-- begin --
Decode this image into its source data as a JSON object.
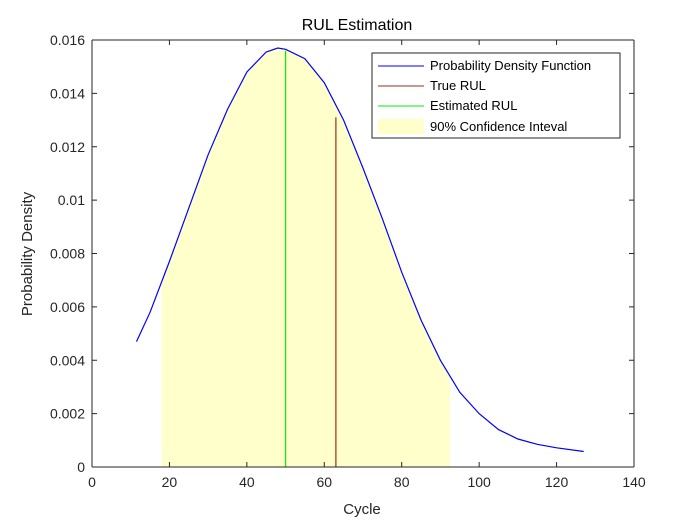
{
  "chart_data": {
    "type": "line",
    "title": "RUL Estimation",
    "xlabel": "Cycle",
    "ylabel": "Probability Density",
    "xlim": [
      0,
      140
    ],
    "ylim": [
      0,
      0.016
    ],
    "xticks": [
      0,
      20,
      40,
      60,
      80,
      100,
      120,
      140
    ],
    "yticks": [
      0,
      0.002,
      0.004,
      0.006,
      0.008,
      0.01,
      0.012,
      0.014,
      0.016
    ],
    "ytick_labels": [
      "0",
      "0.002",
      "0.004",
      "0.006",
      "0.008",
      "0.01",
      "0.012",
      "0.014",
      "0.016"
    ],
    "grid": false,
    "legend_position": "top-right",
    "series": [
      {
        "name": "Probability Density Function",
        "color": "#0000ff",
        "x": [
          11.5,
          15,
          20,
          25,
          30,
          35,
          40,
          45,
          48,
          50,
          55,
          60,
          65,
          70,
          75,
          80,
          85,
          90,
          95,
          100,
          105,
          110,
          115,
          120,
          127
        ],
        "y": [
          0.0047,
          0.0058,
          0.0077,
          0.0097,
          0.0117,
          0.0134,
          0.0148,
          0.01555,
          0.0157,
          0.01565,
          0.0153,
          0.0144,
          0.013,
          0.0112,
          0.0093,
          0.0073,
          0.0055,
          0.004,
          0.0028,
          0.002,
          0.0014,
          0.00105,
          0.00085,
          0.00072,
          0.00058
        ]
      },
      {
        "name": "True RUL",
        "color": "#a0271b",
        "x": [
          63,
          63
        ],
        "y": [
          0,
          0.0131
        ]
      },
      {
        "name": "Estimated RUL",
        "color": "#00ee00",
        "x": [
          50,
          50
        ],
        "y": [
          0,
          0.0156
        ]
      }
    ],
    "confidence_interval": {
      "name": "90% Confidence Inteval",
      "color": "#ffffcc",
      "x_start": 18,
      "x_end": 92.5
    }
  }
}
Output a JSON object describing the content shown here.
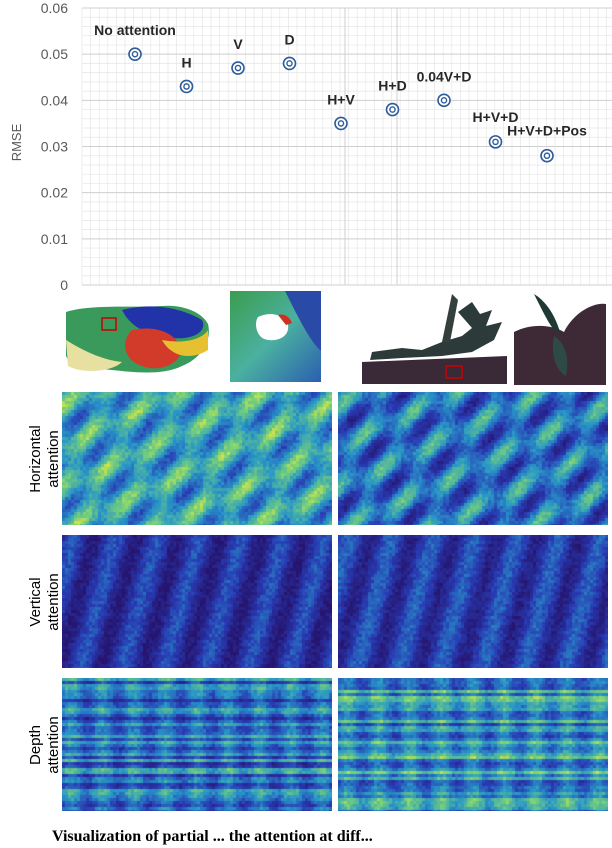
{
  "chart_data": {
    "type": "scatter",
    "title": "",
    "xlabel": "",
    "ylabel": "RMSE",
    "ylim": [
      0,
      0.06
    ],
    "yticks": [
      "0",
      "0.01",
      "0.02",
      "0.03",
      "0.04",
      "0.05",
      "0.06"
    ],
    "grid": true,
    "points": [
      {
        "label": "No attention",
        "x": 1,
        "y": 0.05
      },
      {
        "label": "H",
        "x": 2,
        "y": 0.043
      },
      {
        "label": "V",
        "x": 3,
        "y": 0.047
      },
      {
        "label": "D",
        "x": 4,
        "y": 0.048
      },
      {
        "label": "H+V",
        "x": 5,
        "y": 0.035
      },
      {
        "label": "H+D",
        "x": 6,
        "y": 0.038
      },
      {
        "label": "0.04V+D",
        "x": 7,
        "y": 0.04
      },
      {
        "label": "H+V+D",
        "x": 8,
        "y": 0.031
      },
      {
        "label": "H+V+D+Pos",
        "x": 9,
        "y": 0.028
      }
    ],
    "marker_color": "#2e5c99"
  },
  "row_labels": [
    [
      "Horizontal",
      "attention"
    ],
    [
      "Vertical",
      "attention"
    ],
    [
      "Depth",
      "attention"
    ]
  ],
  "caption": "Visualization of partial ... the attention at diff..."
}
-- end --
▶ [WRITTEN INSTRUCTION]: In the records above, find the line containing "Output a JSON", then please restate it and each line after it word for word, pictures excluded.

▶ [OUTPUT FOR THIS EXERCISE]:
Output a JSON object describing the content shown here.
{
  "chart_data": {
    "type": "scatter",
    "title": "",
    "xlabel": "",
    "ylabel": "RMSE",
    "ylim": [
      0,
      0.06
    ],
    "yticks": [
      "0",
      "0.01",
      "0.02",
      "0.03",
      "0.04",
      "0.05",
      "0.06"
    ],
    "grid": true,
    "points": [
      {
        "label": "No attention",
        "x": 1,
        "y": 0.05
      },
      {
        "label": "H",
        "x": 2,
        "y": 0.043
      },
      {
        "label": "V",
        "x": 3,
        "y": 0.047
      },
      {
        "label": "D",
        "x": 4,
        "y": 0.048
      },
      {
        "label": "H+V",
        "x": 5,
        "y": 0.035
      },
      {
        "label": "H+D",
        "x": 6,
        "y": 0.038
      },
      {
        "label": "0.04V+D",
        "x": 7,
        "y": 0.04
      },
      {
        "label": "H+V+D",
        "x": 8,
        "y": 0.031
      },
      {
        "label": "H+V+D+Pos",
        "x": 9,
        "y": 0.028
      }
    ],
    "marker_color": "#2e5c99"
  },
  "row_labels": [
    [
      "Horizontal",
      "attention"
    ],
    [
      "Vertical",
      "attention"
    ],
    [
      "Depth",
      "attention"
    ]
  ],
  "caption": "Visualization of partial ... the attention at diff..."
}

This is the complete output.